Dataset entries on figures:
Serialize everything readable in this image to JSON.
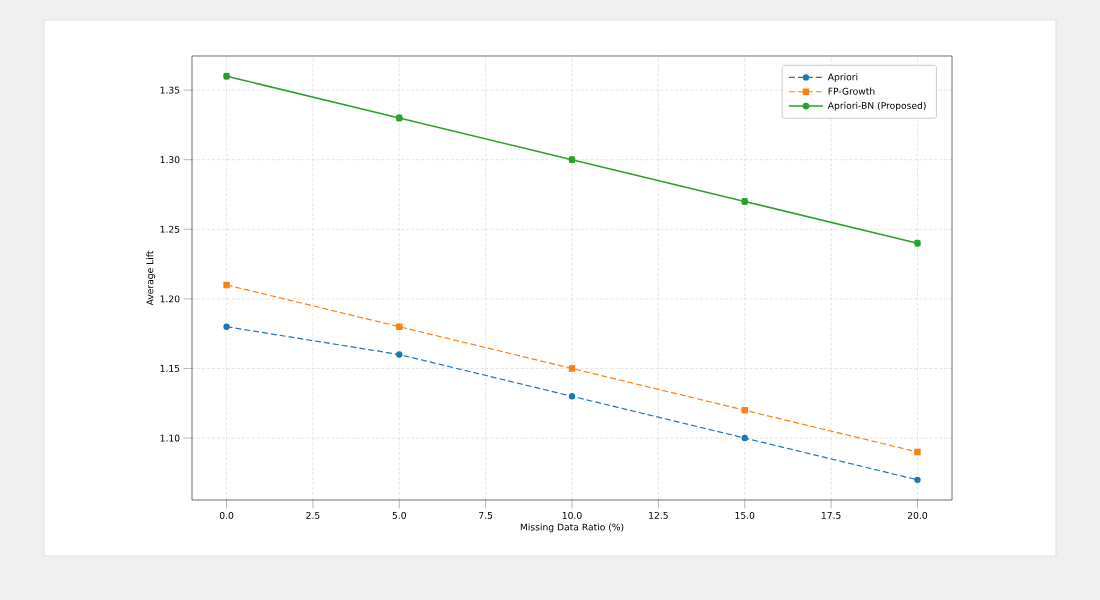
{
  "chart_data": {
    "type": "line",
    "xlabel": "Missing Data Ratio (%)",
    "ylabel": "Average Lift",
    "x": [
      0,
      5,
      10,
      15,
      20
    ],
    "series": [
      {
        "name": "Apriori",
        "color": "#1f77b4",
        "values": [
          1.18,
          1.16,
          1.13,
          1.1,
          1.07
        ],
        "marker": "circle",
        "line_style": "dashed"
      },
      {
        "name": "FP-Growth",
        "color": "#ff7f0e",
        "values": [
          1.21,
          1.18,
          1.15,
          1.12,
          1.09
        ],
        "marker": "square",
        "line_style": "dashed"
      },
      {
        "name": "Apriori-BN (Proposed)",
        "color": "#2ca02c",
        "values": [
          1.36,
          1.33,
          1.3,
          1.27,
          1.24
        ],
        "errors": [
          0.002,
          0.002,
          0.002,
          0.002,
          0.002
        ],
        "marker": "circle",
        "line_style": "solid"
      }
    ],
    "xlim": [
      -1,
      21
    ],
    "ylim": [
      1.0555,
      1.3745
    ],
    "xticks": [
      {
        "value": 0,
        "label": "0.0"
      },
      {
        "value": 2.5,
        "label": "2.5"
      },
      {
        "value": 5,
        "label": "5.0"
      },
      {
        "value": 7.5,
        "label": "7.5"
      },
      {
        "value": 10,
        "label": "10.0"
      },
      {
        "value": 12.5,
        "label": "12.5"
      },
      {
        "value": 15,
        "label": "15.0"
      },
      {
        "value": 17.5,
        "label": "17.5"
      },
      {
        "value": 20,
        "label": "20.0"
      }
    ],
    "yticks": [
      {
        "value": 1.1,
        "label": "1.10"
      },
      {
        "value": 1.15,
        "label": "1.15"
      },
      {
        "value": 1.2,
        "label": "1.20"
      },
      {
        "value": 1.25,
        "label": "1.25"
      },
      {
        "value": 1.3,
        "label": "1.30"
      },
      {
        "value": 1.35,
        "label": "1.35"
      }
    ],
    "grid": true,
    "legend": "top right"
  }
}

### Aim of the task:
Report the number of lines in the entries above that include the word "name" and add nothing to it.

### Solution for this exercise:
3